Records contained in a dataset

──────

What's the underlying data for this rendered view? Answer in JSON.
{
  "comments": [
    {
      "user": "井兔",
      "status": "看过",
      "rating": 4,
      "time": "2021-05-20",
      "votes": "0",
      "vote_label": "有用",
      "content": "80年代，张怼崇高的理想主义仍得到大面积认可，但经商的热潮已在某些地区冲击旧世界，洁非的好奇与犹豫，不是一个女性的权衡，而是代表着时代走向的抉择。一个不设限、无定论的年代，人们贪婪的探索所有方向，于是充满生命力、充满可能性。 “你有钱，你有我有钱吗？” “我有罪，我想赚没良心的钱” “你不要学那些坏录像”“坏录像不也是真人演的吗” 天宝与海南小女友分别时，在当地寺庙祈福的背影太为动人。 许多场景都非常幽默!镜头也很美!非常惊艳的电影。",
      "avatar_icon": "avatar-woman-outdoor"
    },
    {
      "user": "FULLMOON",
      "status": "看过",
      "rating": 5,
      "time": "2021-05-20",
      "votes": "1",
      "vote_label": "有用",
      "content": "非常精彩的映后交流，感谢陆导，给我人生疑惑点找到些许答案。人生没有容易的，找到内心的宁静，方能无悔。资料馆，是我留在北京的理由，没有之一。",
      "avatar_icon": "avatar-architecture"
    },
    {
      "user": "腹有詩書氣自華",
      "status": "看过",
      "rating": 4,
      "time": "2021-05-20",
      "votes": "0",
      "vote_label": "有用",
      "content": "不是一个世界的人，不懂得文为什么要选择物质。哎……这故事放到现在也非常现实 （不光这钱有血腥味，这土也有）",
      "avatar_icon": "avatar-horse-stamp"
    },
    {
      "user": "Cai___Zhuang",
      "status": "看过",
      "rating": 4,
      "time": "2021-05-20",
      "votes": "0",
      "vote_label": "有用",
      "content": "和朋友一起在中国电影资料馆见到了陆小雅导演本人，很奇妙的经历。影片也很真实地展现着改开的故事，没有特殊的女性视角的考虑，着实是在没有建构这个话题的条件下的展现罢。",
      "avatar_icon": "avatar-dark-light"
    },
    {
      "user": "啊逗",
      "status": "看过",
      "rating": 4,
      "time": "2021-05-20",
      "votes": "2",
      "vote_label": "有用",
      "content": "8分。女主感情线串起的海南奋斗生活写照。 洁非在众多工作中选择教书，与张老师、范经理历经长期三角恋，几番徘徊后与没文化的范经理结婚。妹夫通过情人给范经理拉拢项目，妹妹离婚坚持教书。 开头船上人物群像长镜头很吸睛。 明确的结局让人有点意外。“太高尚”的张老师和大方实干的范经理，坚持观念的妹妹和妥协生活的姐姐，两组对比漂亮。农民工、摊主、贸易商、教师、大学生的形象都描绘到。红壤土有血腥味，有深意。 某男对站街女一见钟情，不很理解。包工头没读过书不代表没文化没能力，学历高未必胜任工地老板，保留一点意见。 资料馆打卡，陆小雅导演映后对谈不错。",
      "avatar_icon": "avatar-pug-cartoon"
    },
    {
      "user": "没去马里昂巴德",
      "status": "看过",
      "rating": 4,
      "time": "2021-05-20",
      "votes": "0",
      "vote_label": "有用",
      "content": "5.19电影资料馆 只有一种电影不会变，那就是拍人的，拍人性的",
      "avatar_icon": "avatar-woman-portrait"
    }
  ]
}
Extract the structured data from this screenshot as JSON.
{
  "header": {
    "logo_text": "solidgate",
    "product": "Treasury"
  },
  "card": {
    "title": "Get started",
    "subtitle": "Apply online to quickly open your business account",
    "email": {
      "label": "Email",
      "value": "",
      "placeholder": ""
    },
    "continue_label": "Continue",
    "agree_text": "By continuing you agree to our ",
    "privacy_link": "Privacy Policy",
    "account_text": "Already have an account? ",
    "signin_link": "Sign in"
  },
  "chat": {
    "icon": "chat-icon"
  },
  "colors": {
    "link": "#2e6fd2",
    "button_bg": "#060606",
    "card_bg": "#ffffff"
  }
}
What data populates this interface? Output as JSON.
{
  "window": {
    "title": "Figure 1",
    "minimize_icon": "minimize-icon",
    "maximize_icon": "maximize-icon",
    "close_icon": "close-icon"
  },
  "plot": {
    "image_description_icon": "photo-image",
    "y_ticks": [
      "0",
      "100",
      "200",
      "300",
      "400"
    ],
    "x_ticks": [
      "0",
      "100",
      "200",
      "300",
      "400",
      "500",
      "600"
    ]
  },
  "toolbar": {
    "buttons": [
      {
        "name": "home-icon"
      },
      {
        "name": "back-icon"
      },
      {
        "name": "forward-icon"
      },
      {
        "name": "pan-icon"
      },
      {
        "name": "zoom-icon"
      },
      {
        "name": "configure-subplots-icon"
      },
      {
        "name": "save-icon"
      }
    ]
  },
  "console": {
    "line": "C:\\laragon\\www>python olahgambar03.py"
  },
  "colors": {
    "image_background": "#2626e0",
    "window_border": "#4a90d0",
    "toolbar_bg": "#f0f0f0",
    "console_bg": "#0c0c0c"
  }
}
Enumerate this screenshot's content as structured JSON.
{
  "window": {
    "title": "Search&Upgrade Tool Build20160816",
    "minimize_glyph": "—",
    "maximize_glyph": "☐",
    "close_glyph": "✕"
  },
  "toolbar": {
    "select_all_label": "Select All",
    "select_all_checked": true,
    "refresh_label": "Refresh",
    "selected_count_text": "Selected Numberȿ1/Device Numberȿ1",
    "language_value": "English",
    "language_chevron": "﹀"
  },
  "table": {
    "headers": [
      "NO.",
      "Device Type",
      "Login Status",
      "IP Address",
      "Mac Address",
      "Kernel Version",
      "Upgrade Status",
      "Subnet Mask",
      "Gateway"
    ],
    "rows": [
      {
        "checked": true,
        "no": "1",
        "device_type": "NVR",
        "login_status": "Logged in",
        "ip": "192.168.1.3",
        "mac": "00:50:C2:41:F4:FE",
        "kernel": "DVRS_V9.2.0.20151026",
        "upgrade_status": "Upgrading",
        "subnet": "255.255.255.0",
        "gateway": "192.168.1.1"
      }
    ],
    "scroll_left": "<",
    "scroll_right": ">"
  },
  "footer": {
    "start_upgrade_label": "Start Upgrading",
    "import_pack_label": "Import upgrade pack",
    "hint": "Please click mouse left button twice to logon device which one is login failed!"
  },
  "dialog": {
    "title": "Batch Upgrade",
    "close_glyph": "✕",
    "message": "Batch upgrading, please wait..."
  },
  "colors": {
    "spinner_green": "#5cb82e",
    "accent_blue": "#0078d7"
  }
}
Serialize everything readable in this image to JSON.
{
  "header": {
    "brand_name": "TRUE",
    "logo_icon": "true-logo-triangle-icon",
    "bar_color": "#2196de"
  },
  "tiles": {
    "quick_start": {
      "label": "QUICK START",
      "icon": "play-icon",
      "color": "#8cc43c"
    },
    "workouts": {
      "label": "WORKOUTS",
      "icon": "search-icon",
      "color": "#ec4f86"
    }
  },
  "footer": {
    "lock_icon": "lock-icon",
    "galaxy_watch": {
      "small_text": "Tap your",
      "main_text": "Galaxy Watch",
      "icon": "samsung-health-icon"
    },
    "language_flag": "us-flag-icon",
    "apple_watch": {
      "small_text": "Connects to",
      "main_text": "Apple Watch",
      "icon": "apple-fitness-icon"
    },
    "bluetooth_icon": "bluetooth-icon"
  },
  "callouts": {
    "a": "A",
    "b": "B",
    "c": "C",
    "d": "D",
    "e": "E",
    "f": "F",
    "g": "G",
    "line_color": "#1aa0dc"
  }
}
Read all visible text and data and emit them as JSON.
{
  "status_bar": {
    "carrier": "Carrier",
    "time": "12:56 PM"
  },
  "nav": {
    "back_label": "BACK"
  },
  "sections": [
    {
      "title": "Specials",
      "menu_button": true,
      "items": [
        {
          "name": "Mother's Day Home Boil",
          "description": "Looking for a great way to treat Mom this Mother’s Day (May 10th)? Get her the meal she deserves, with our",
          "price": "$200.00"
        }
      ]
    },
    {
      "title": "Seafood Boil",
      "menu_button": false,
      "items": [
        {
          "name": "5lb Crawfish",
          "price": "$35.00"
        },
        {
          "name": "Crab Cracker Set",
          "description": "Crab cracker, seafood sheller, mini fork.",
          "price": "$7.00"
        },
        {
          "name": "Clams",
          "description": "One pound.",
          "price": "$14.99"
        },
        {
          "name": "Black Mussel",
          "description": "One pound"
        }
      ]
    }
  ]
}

──────

Copy all lines of the material above where the string "price" occurs.

- COMPLETED TASK -
          "price": "$200.00"
          "price": "$35.00"
          "price": "$7.00"
          "price": "$14.99"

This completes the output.